━━━━━ RECORDS TO PROCESS ━━━━━
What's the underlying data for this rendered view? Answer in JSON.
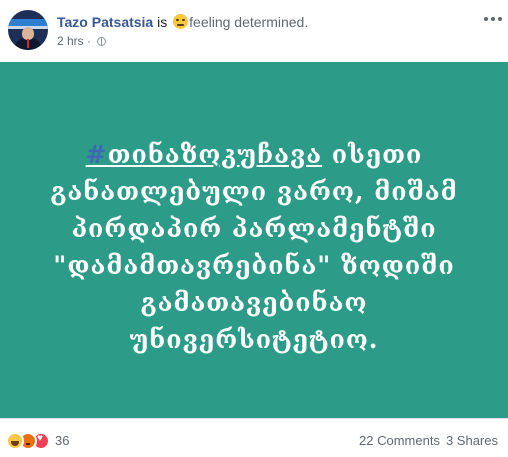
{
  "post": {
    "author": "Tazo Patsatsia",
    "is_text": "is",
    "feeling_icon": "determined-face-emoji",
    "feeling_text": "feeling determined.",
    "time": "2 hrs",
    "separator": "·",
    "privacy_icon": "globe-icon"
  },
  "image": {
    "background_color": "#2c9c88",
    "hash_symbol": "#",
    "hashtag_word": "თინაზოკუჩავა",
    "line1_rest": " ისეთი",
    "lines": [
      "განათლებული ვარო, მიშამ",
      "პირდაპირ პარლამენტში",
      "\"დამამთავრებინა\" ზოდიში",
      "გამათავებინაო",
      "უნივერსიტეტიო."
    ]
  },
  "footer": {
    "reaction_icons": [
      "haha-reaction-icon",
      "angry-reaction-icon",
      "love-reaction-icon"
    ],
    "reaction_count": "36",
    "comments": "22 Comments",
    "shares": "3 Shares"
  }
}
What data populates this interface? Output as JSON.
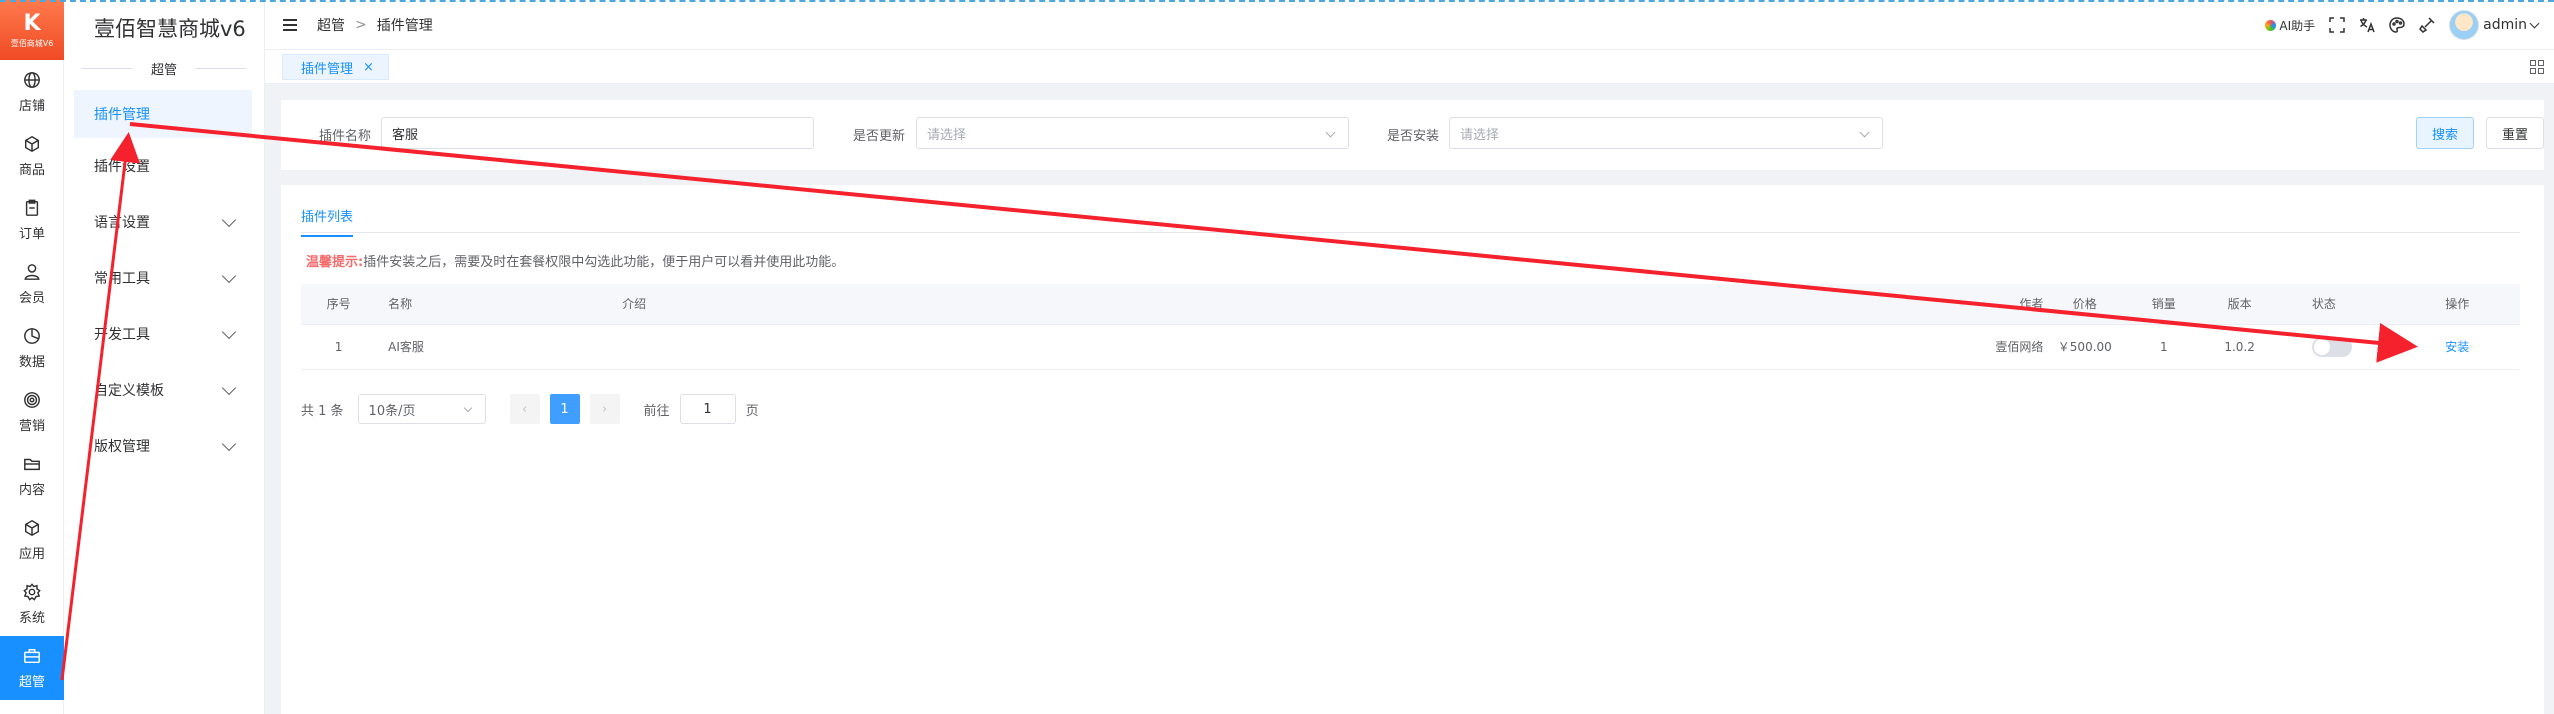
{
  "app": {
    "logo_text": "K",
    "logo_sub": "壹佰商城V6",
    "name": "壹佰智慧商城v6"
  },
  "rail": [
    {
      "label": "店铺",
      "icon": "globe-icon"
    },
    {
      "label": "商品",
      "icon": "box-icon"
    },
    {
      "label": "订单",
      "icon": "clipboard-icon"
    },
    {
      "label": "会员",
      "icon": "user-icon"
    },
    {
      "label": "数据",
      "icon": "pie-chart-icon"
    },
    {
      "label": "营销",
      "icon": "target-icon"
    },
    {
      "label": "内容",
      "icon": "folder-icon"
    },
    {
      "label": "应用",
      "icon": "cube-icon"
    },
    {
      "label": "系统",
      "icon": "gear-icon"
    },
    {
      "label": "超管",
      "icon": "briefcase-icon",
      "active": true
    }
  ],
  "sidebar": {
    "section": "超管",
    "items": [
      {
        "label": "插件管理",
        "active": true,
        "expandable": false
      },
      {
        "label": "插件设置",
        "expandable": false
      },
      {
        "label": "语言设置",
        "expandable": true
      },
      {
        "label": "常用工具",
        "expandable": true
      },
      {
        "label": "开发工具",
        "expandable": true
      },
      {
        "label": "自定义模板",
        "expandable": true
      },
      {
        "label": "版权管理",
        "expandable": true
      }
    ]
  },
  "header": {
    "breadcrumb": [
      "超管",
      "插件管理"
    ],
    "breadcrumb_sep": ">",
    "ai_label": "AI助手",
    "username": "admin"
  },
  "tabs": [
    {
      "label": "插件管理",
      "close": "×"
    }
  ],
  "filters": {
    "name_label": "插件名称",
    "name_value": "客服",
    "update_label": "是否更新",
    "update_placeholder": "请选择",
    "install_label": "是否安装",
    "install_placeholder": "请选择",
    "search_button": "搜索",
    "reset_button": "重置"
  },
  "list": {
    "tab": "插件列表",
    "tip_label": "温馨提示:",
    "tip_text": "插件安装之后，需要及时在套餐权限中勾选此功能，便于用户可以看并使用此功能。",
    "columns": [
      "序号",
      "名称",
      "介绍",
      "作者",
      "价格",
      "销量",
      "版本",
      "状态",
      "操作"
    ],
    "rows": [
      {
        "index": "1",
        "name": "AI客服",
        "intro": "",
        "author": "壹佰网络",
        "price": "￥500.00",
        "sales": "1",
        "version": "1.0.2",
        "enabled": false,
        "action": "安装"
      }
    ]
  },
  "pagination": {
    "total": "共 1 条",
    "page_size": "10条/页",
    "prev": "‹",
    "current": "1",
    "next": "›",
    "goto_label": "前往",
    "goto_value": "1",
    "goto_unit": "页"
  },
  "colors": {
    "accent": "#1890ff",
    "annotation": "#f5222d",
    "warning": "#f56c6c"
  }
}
━━━━━
[WHAT IS EXPECTED] Scan the material above. Return every line containing the string "data".

[OUTPUT OF THE EXERCISE]
What's the underlying data for this rendered view? Answer in JSON.
What data populates this interface? Output as JSON.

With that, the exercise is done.